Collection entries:
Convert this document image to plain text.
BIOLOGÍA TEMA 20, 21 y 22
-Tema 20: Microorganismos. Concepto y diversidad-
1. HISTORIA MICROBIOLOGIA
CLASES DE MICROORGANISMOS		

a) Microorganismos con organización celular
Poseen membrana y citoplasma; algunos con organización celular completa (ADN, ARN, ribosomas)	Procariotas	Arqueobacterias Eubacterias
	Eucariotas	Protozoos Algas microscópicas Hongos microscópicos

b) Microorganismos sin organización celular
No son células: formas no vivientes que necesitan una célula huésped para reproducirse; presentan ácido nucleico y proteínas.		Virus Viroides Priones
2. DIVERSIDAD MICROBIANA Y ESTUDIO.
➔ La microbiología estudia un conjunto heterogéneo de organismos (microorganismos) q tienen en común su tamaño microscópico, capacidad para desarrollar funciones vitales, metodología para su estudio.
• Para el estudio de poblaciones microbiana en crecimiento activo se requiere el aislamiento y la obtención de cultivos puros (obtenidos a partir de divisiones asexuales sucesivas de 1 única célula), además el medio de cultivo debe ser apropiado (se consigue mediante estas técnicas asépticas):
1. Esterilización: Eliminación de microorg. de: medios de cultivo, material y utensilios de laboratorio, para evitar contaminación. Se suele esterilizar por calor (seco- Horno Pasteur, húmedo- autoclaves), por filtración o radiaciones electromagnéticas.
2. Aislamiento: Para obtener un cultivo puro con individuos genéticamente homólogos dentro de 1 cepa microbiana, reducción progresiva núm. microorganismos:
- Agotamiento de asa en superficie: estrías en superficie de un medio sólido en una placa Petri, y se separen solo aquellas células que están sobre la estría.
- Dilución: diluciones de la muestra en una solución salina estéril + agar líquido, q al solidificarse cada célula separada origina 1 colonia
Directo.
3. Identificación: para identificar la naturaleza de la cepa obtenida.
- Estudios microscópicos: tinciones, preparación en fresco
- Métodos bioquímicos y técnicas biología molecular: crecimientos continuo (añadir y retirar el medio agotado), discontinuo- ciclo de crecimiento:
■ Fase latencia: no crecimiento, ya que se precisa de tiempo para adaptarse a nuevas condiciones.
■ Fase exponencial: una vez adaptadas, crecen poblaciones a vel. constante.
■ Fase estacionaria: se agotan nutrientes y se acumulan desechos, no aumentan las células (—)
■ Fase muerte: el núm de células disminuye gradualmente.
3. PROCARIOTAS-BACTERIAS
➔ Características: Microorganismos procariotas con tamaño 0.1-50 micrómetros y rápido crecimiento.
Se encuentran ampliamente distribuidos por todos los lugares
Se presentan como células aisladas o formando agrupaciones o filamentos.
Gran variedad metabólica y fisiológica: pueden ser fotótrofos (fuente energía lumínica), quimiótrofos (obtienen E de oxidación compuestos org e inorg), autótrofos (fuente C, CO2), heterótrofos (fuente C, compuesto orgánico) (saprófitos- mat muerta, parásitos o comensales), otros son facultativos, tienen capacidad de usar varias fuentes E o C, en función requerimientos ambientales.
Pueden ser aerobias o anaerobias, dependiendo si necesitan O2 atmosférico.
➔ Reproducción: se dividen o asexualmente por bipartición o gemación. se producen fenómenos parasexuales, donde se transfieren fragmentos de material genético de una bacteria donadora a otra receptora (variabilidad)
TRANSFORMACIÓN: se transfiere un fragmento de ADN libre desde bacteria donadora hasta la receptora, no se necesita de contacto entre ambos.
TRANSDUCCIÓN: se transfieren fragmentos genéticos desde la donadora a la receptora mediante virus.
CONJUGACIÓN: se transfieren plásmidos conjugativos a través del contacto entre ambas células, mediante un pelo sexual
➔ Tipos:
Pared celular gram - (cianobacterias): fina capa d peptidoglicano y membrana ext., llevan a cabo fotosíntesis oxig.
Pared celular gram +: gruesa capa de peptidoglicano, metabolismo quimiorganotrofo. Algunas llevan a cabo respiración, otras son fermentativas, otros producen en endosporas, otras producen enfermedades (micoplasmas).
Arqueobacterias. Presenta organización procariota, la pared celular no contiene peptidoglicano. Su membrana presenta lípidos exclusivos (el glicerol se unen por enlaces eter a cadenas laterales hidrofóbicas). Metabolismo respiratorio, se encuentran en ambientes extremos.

EXERCISE:
All of the data above needs to be written out exactly.

RESULT:
Convert this document image to plain text.
BIOLOGÍA TEMA 20, 21 y 22
-Tema 20: Microorganismos. Concepto y diversidad-
1. HISTORIA MICROBIOLOGIA
CLASES DE MICROORGANISMOS		

a) Microorganismos con organización celular
Poseen membrana y citoplasma; algunos con organización celular completa (ADN, ARN, ribosomas)	Procariotas	Arqueobacterias Eubacterias
	Eucariotas	Protozoos Algas microscópicas Hongos microscópicos

b) Microorganismos sin organización celular
No son células: formas no vivientes que necesitan una célula huésped para reproducirse; presentan ácido nucleico y proteínas.		Virus Viroides Priones
2. DIVERSIDAD MICROBIANA Y ESTUDIO.
➔ La microbiología estudia un conjunto heterogéneo de organismos (microorganismos) q tienen en común su tamaño microscópico, capacidad para desarrollar funciones vitales, metodología para su estudio.
• Para el estudio de poblaciones microbiana en crecimiento activo se requiere el aislamiento y la obtención de cultivos puros (obtenidos a partir de divisiones asexuales sucesivas de 1 única célula), además el medio de cultivo debe ser apropiado (se consigue mediante estas técnicas asépticas):
1. Esterilización: Eliminación de microorg. de: medios de cultivo, material y utensilios de laboratorio, para evitar contaminación. Se suele esterilizar por calor (seco- Horno Pasteur, húmedo- autoclaves), por filtración o radiaciones electromagnéticas.
2. Aislamiento: Para obtener un cultivo puro con individuos genéticamente homólogos dentro de 1 cepa microbiana, reducción progresiva núm. microorganismos:
- Agotamiento de asa en superficie: estrías en superficie de un medio sólido en una placa Petri, y se separen solo aquellas células que están sobre la estría.
- Dilución: diluciones de la muestra en una solución salina estéril + agar líquido, q al solidificarse cada célula separada origina 1 colonia
Directo.
3. Identificación: para identificar la naturaleza de la cepa obtenida.
- Estudios microscópicos: tinciones, preparación en fresco
- Métodos bioquímicos y técnicas biología molecular: crecimientos continuo (añadir y retirar el medio agotado), discontinuo- ciclo de crecimiento:
■ Fase latencia: no crecimiento, ya que se precisa de tiempo para adaptarse a nuevas condiciones.
■ Fase exponencial: una vez adaptadas, crecen poblaciones a vel. constante.
■ Fase estacionaria: se agotan nutrientes y se acumulan desechos, no aumentan las células (—)
■ Fase muerte: el núm de células disminuye gradualmente.
3. PROCARIOTAS-BACTERIAS
➔ Características: Microorganismos procariotas con tamaño 0.1-50 micrómetros y rápido crecimiento.
Se encuentran ampliamente distribuidos por todos los lugares
Se presentan como células aisladas o formando agrupaciones o filamentos.
Gran variedad metabólica y fisiológica: pueden ser fotótrofos (fuente energía lumínica), quimiótrofos (obtienen E de oxidación compuestos org e inorg), autótrofos (fuente C, CO2), heterótrofos (fuente C, compuesto orgánico) (saprófitos- mat muerta, parásitos o comensales), otros son facultativos, tienen capacidad de usar varias fuentes E o C, en función requerimientos ambientales.
Pueden ser aerobias o anaerobias, dependiendo si necesitan O2 atmosférico.
➔ Reproducción: se dividen o asexualmente por bipartición o gemación. se producen fenómenos parasexuales, donde se transfieren fragmentos de material genético de una bacteria donadora a otra receptora (variabilidad)
TRANSFORMACIÓN: se transfiere un fragmento de ADN libre desde bacteria donadora hasta la receptora, no se necesita de contacto entre ambos.
TRANSDUCCIÓN: se transfieren fragmentos genéticos desde la donadora a la receptora mediante virus.
CONJUGACIÓN: se transfieren plásmidos conjugativos a través del contacto entre ambas células, mediante un pelo sexual
➔ Tipos:
Pared celular gram - (cianobacterias): fina capa d peptidoglicano y membrana ext., llevan a cabo fotosíntesis oxig.
Pared celular gram +: gruesa capa de peptidoglicano, metabolismo quimiorganotrofo. Algunas llevan a cabo respiración, otras son fermentativas, otros producen en endosporas, otras producen enfermedades (micoplasmas).
Arqueobacterias. Presenta organización procariota, la pared celular no contiene peptidoglicano. Su membrana presenta lípidos exclusivos (el glicerol se unen por enlaces eter a cadenas laterales hidrofóbicas). Metabolismo respiratorio, se encuentran en ambientes extremos.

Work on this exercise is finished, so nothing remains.